• [EXCERTO ESCOLHIDO]:
★ ★ ★ ★ ★

É por causa disso, para dizer que a ciência tem de ser acarinhada.
Como está a relação dos portugueses com a ciência, comparativamente a outros países?
O financiamento da ciência está a diminuir em vários países europeus. Há uma pressão muito grande para arranjar financiamento. Perdemos muitas e muitas horas a concorrer a projetos. Por causa disso, muitos cientistas estão a considerar deixar a ciência para se dedicarem à consultoria. Há até o caso de um cientista inglês que se suicidou por não ter conseguido arranjar financiamento para a sua investigação. É um problema mundial.
Em Portugal, aprovámos há pouco tempo o diploma que regulamenta as medicinas alternativas. É um sinal preocupante?
É. Mas é preciso ver que nem todas as medicinas alternativas são completamente pseudociência. Lá no meio, às vezes há qualquer coisa que é uma verdade científica. E há o efeito placebo. Se as pessoas se sentem bem, não vamos ser nós, os cientistas, a proibir. Não podemos é dizer que tem o mesmo peso que a medicina convencional, feita com base na experimentação e na observação.
Um medicamento, antes de aparecer no mercado, é sujeito a muitos testes e verificações.
Mesmo assim, as práticas alternativas apropriam-se de certo modo da linguagem científica.
Completamente. Com a vantagem de terem um discurso mais simples. Mais fácil de entender. Há uma vantagem competitiva, sabem comunicar. Há cientistas que começam a perceber que ou sabem comunicar ou qualquer dia deixam de ser precisos e perdem os empregos. Porque não há financiamento ou porque as pessoas não acreditam no que fazem.
Há muitos cientistas que são crentes. Isto não é incompatível?
De maneira nenhuma. E é um disparate pensar que é. Aliás, isto pode ser a principal fonte de problemas.
Quer ao nível dos cientistas que não comunicam com pessoas religiosas, porque acham que aquilo é tudo uma maluqueira, quer ao nível das pessoas religiosas, que não se não se aproximam da ciência. E temos o exemplo da evolução dos animais complexos. Eu obviamente que não acredito no criacionismo. Mas ao longo da evolução das espécies houve saltos evolutivos. Há o exemplo das mitocôndrias, as centrais energéticas das células. Porque é que estão dentro de nós? Há 1,5 mil milhões de anos, uma bactéria maior comeu uma mais pequenina, como alimento. Só que esta, em vez de ser destruída, tornou–se parte da célula. Se tivesse sido destruída, ou não havia vida na terra ou não tínhamos passado de bactérias.

★ ★ ★ ★ ★

• [DADOS DE ORIGEM]:
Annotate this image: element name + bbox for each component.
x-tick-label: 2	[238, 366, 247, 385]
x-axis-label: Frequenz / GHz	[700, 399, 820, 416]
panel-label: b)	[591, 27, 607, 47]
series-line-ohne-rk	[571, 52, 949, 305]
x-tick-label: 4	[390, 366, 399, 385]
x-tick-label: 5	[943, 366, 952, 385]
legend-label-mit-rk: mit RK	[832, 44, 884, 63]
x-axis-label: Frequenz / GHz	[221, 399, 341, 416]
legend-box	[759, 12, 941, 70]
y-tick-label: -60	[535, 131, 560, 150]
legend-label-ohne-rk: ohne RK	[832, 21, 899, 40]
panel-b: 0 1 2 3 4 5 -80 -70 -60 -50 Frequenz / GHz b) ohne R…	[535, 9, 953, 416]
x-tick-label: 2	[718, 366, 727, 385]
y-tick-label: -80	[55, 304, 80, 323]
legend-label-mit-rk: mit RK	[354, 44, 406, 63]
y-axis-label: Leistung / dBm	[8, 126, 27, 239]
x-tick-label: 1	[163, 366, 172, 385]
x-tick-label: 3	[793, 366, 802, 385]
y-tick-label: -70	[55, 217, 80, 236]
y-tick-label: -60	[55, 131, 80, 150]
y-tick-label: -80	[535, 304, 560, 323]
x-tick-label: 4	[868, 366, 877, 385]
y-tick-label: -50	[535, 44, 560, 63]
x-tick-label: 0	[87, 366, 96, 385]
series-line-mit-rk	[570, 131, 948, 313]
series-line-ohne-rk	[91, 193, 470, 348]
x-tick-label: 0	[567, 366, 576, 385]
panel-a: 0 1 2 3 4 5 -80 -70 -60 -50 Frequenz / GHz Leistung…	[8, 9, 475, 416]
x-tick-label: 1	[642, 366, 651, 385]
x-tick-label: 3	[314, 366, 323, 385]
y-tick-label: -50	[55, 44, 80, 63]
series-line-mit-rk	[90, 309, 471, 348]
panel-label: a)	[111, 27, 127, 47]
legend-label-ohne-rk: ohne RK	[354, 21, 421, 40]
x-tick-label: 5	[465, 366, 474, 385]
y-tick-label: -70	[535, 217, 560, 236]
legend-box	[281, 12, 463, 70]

★ ★ ★ ★ ★

• [ENUNCIADO 1]: Indique se cada afirmação concorda com a entrevista sobre ciência: (a) o entrevistado defende que os cientistas devem proibir as medicinas alternativas; (b) o entrevistado considera incompatível ser cientista e ser crente; (c) muitos cientistas estão a pensar trocar a ciência pela consultoria. Responda com sim ou não e cite as palavras da entrevista que o decidem.
• [ENUNCIADO 2]: Continue, por favor, a entrevista sobre ciência a partir da última frase apresentada.

• [RESOLUÇÃO 1]:
(a) Não: "Se as pessoas se sentem bem, não vamos ser nós, os cientistas, a proibir."
(b) Não: "De maneira nenhuma. E é um disparate pensar que é."
(c) Sim: "Por causa disso, muitos cientistas estão a considerar deixar a ciência para se dedicarem à consultoria."

• [RESOLUÇÃO 2]:
E um processo semelhante para as plantas, que têm os cloroplastos [onde ocorre a fotossíntese]. Dois fenómenos que permitiram criar células complexas, no reino vegetal e no animal. Terá sido o acaso? A seleção natural? Ou o Criador a dar um empurrão? Quero dizer com isso é que há muita coisa que a ciência tenta explicar, mas faltam pequenos detalhes. O que é a ajuda externa fica à consciência de cada um.
Mas o facto de não conhecermos estes detalhes será um problema circunstancial, por falta de equipamentos, de conhecimento que ainda não foi possível produzir. Daqui a cem anos, estas falhas já poderão ter sido preenchidas.
É possível, se continuar a haver ciência…
Ou seja, é possível não acreditar em nada transcendental e esperar que os saltos venham a ser explicados pela ciência.
O papel do cientista também é surpreender-se todos os dias. E muitos cientistas surpreendem-se mais, ficam mais abertos, se acreditarem que este mundo gira à volta de um Criador. Há uma segunda maneira de ver o problema, em que este Universo é quase perfeito e cabe–nos a nós descobrir como é que o Criador fez o mundo.
O chamado design inteligente. Para si, a Física, a Biologia, a Química não são suficientes para explicar tudo o que nos rodeia?
Exatamente! Há alguma equação para nos explicar o nada?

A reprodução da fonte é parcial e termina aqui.